The request: Pictures aside, write out every record exactly as it appears.

Source records:
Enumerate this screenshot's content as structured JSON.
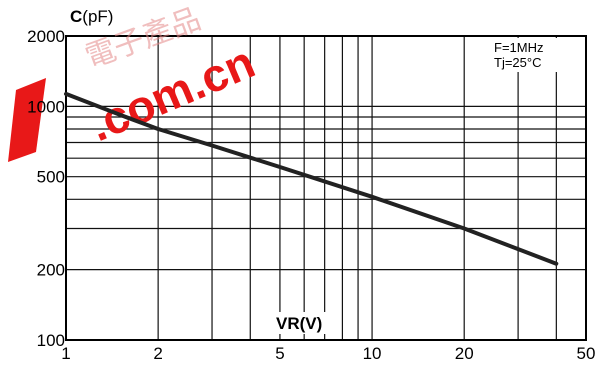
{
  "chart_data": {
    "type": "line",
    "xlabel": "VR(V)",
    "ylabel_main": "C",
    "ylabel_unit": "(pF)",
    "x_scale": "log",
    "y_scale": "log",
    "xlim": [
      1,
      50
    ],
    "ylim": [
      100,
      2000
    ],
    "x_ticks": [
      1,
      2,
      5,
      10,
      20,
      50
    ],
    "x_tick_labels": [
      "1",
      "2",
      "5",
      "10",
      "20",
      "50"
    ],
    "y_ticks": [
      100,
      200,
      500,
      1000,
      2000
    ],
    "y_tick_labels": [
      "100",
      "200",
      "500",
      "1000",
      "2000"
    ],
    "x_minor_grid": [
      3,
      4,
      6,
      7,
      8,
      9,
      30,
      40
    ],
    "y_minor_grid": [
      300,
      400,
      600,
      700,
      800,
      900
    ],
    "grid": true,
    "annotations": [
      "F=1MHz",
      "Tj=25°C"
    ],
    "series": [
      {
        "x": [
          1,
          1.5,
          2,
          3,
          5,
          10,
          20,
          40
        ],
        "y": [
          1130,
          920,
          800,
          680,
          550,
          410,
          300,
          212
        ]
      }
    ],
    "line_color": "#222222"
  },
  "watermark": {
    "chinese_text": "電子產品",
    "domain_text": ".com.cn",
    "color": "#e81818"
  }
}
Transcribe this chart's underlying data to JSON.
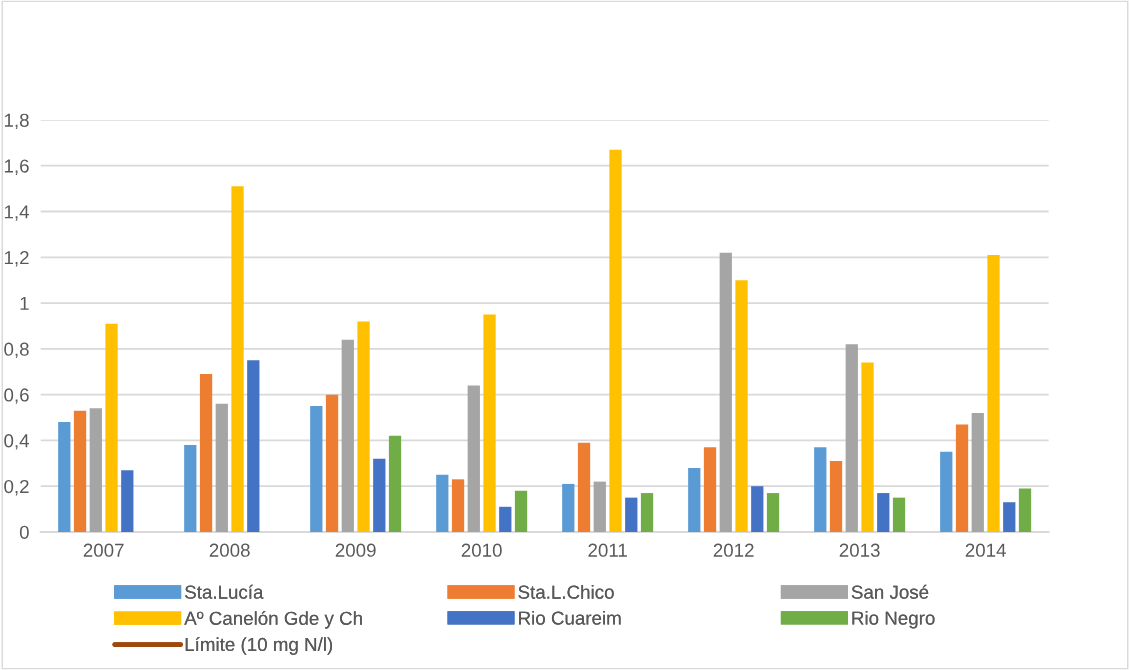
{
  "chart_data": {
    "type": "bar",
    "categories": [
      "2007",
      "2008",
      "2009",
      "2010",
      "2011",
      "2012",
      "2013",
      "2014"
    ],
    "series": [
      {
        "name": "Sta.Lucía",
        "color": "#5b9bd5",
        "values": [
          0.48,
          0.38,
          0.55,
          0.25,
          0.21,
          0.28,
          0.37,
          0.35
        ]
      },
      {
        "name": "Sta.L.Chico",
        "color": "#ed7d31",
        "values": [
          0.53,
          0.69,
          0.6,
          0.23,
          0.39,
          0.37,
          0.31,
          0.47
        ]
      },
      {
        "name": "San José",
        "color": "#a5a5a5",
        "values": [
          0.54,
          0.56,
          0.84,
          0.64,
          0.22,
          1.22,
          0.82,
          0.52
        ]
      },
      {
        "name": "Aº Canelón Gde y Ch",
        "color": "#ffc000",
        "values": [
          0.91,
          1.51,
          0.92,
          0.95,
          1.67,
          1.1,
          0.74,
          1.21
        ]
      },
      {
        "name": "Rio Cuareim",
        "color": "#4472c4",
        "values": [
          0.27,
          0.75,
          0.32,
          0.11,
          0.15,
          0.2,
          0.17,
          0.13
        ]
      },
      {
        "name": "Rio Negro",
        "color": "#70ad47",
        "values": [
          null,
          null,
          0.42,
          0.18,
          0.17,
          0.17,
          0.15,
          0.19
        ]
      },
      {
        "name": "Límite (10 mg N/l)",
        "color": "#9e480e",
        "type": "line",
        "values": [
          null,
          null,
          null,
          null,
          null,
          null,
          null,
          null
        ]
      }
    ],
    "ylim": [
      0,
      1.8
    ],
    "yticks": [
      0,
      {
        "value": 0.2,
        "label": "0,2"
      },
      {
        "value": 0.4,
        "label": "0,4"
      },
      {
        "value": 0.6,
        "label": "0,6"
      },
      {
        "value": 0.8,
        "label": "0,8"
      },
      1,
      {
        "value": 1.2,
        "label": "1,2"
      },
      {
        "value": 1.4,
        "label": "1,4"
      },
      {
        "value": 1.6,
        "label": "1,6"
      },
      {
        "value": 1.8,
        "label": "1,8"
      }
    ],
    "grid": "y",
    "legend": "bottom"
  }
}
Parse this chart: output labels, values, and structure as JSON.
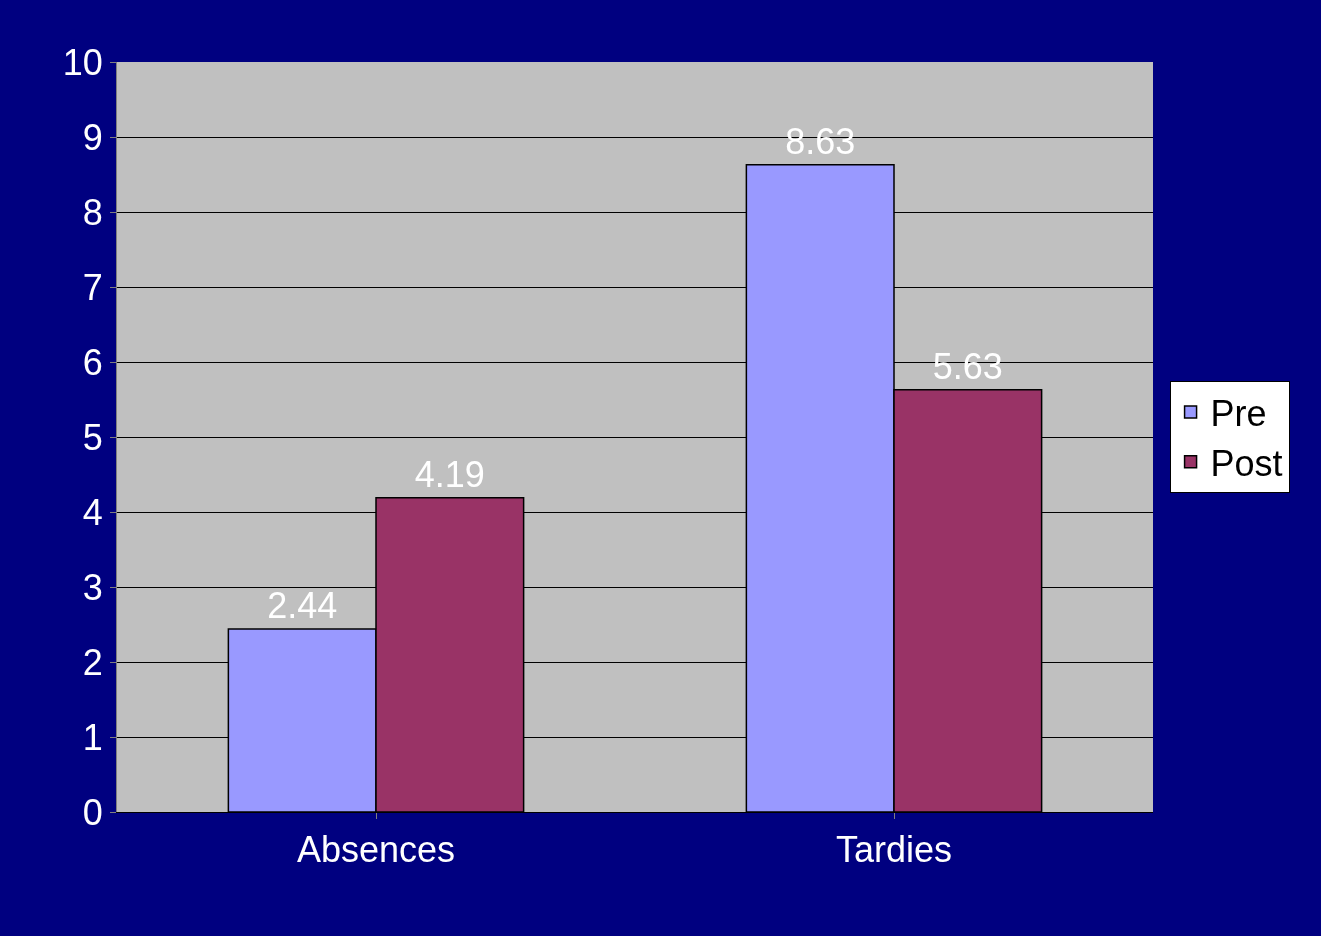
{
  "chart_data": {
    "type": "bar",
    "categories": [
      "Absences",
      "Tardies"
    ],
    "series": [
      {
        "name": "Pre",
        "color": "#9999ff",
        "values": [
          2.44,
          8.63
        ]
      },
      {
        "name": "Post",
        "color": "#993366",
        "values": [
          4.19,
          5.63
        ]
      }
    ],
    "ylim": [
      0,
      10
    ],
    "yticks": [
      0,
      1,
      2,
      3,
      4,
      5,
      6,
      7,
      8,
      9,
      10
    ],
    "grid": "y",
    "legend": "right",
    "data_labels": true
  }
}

Result:
Enumerate this screenshot's content as structured JSON.
{
  "chart_data": {
    "type": "line",
    "xlabel": "VR(V)",
    "ylabel_main": "C",
    "ylabel_unit": "(pF)",
    "x_scale": "log",
    "y_scale": "log",
    "xlim": [
      1,
      50
    ],
    "ylim": [
      100,
      2000
    ],
    "x_ticks": [
      1,
      2,
      5,
      10,
      20,
      50
    ],
    "x_tick_labels": [
      "1",
      "2",
      "5",
      "10",
      "20",
      "50"
    ],
    "y_ticks": [
      100,
      200,
      500,
      1000,
      2000
    ],
    "y_tick_labels": [
      "100",
      "200",
      "500",
      "1000",
      "2000"
    ],
    "x_minor_grid": [
      3,
      4,
      6,
      7,
      8,
      9,
      30,
      40
    ],
    "y_minor_grid": [
      300,
      400,
      600,
      700,
      800,
      900
    ],
    "grid": true,
    "annotations": [
      "F=1MHz",
      "Tj=25°C"
    ],
    "series": [
      {
        "x": [
          1,
          1.5,
          2,
          3,
          5,
          10,
          20,
          40
        ],
        "y": [
          1130,
          920,
          800,
          680,
          550,
          410,
          300,
          212
        ]
      }
    ],
    "line_color": "#222222"
  },
  "watermark": {
    "chinese_text": "電子產品",
    "domain_text": ".com.cn",
    "color": "#e81818"
  }
}
Transcribe this chart's underlying data to JSON.
{
  "chart_data": {
    "type": "bar",
    "categories": [
      "2007",
      "2008",
      "2009",
      "2010",
      "2011",
      "2012",
      "2013",
      "2014"
    ],
    "series": [
      {
        "name": "Sta.Lucía",
        "color": "#5b9bd5",
        "values": [
          0.48,
          0.38,
          0.55,
          0.25,
          0.21,
          0.28,
          0.37,
          0.35
        ]
      },
      {
        "name": "Sta.L.Chico",
        "color": "#ed7d31",
        "values": [
          0.53,
          0.69,
          0.6,
          0.23,
          0.39,
          0.37,
          0.31,
          0.47
        ]
      },
      {
        "name": "San José",
        "color": "#a5a5a5",
        "values": [
          0.54,
          0.56,
          0.84,
          0.64,
          0.22,
          1.22,
          0.82,
          0.52
        ]
      },
      {
        "name": "Aº Canelón Gde y Ch",
        "color": "#ffc000",
        "values": [
          0.91,
          1.51,
          0.92,
          0.95,
          1.67,
          1.1,
          0.74,
          1.21
        ]
      },
      {
        "name": "Rio Cuareim",
        "color": "#4472c4",
        "values": [
          0.27,
          0.75,
          0.32,
          0.11,
          0.15,
          0.2,
          0.17,
          0.13
        ]
      },
      {
        "name": "Rio Negro",
        "color": "#70ad47",
        "values": [
          null,
          null,
          0.42,
          0.18,
          0.17,
          0.17,
          0.15,
          0.19
        ]
      },
      {
        "name": "Límite (10 mg N/l)",
        "color": "#9e480e",
        "type": "line",
        "values": [
          null,
          null,
          null,
          null,
          null,
          null,
          null,
          null
        ]
      }
    ],
    "ylim": [
      0,
      1.8
    ],
    "yticks": [
      0,
      {
        "value": 0.2,
        "label": "0,2"
      },
      {
        "value": 0.4,
        "label": "0,4"
      },
      {
        "value": 0.6,
        "label": "0,6"
      },
      {
        "value": 0.8,
        "label": "0,8"
      },
      1,
      {
        "value": 1.2,
        "label": "1,2"
      },
      {
        "value": 1.4,
        "label": "1,4"
      },
      {
        "value": 1.6,
        "label": "1,6"
      },
      {
        "value": 1.8,
        "label": "1,8"
      }
    ],
    "grid": "y",
    "legend": "bottom"
  }
}
Parse this chart: output labels, values, and structure as JSON.
{
  "chart_data": {
    "type": "bar",
    "categories": [
      "Absences",
      "Tardies"
    ],
    "series": [
      {
        "name": "Pre",
        "color": "#9999ff",
        "values": [
          2.44,
          8.63
        ]
      },
      {
        "name": "Post",
        "color": "#993366",
        "values": [
          4.19,
          5.63
        ]
      }
    ],
    "ylim": [
      0,
      10
    ],
    "yticks": [
      0,
      1,
      2,
      3,
      4,
      5,
      6,
      7,
      8,
      9,
      10
    ],
    "grid": "y",
    "legend": "right",
    "data_labels": true
  }
}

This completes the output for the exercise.